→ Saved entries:
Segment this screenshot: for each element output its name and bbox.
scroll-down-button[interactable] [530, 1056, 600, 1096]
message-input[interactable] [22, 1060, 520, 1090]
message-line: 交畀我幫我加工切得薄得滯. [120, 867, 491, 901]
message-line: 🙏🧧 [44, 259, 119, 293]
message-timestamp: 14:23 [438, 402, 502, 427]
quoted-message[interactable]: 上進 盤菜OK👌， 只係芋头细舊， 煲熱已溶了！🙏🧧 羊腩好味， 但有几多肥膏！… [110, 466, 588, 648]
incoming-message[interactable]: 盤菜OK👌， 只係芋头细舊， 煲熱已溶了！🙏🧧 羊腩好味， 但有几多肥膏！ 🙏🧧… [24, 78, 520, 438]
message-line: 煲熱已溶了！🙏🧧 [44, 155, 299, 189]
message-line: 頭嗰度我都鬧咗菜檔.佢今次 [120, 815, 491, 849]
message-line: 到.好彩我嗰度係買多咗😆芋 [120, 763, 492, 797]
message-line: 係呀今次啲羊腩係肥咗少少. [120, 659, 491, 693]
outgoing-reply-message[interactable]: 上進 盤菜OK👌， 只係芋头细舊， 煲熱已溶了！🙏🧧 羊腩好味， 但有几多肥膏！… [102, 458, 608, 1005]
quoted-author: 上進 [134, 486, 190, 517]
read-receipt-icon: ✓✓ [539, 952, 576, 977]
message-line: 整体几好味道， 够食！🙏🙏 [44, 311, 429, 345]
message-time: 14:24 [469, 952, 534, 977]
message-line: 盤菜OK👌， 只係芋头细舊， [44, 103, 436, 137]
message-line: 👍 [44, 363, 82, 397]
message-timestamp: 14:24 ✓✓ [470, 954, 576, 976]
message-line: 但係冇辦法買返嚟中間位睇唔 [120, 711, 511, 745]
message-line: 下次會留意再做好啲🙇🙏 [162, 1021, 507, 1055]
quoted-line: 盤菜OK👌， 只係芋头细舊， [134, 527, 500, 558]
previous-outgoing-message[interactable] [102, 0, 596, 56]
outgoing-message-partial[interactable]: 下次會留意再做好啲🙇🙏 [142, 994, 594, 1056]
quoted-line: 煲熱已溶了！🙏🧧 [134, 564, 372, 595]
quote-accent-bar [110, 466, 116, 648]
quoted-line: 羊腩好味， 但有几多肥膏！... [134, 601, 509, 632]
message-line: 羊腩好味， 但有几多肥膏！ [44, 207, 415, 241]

→ Exercise requirements: Rewrite the listing with every "message-line" replaced by "text-row", leaving everything else the same.

→ Solution to this task:
Segment this screenshot: for each element output its name and bbox.
scroll-down-button[interactable] [530, 1056, 600, 1096]
message-input[interactable] [22, 1060, 520, 1090]
text-row: 交畀我幫我加工切得薄得滯. [120, 867, 491, 901]
text-row: 🙏🧧 [44, 259, 119, 293]
message-timestamp: 14:23 [438, 402, 502, 427]
quoted-message[interactable]: 上進 盤菜OK👌， 只係芋头细舊， 煲熱已溶了！🙏🧧 羊腩好味， 但有几多肥膏！… [110, 466, 588, 648]
incoming-message[interactable]: 盤菜OK👌， 只係芋头细舊， 煲熱已溶了！🙏🧧 羊腩好味， 但有几多肥膏！ 🙏🧧… [24, 78, 520, 438]
text-row: 煲熱已溶了！🙏🧧 [44, 155, 299, 189]
text-row: 頭嗰度我都鬧咗菜檔.佢今次 [120, 815, 491, 849]
text-row: 到.好彩我嗰度係買多咗😆芋 [120, 763, 492, 797]
text-row: 係呀今次啲羊腩係肥咗少少. [120, 659, 491, 693]
outgoing-reply-message[interactable]: 上進 盤菜OK👌， 只係芋头细舊， 煲熱已溶了！🙏🧧 羊腩好味， 但有几多肥膏！… [102, 458, 608, 1005]
quoted-author: 上進 [134, 486, 190, 517]
read-receipt-icon: ✓✓ [539, 952, 576, 977]
text-row: 整体几好味道， 够食！🙏🙏 [44, 311, 429, 345]
message-time: 14:24 [469, 952, 534, 977]
text-row: 盤菜OK👌， 只係芋头细舊， [44, 103, 436, 137]
text-row: 👍 [44, 363, 82, 397]
message-timestamp: 14:24 ✓✓ [470, 954, 576, 976]
text-row: 但係冇辦法買返嚟中間位睇唔 [120, 711, 511, 745]
text-row: 下次會留意再做好啲🙇🙏 [162, 1021, 507, 1055]
quoted-line: 盤菜OK👌， 只係芋头细舊， [134, 527, 500, 558]
previous-outgoing-message[interactable] [102, 0, 596, 56]
outgoing-message-partial[interactable]: 下次會留意再做好啲🙇🙏 [142, 994, 594, 1056]
quoted-line: 煲熱已溶了！🙏🧧 [134, 564, 372, 595]
quote-accent-bar [110, 466, 116, 648]
quoted-line: 羊腩好味， 但有几多肥膏！... [134, 601, 509, 632]
text-row: 羊腩好味， 但有几多肥膏！ [44, 207, 415, 241]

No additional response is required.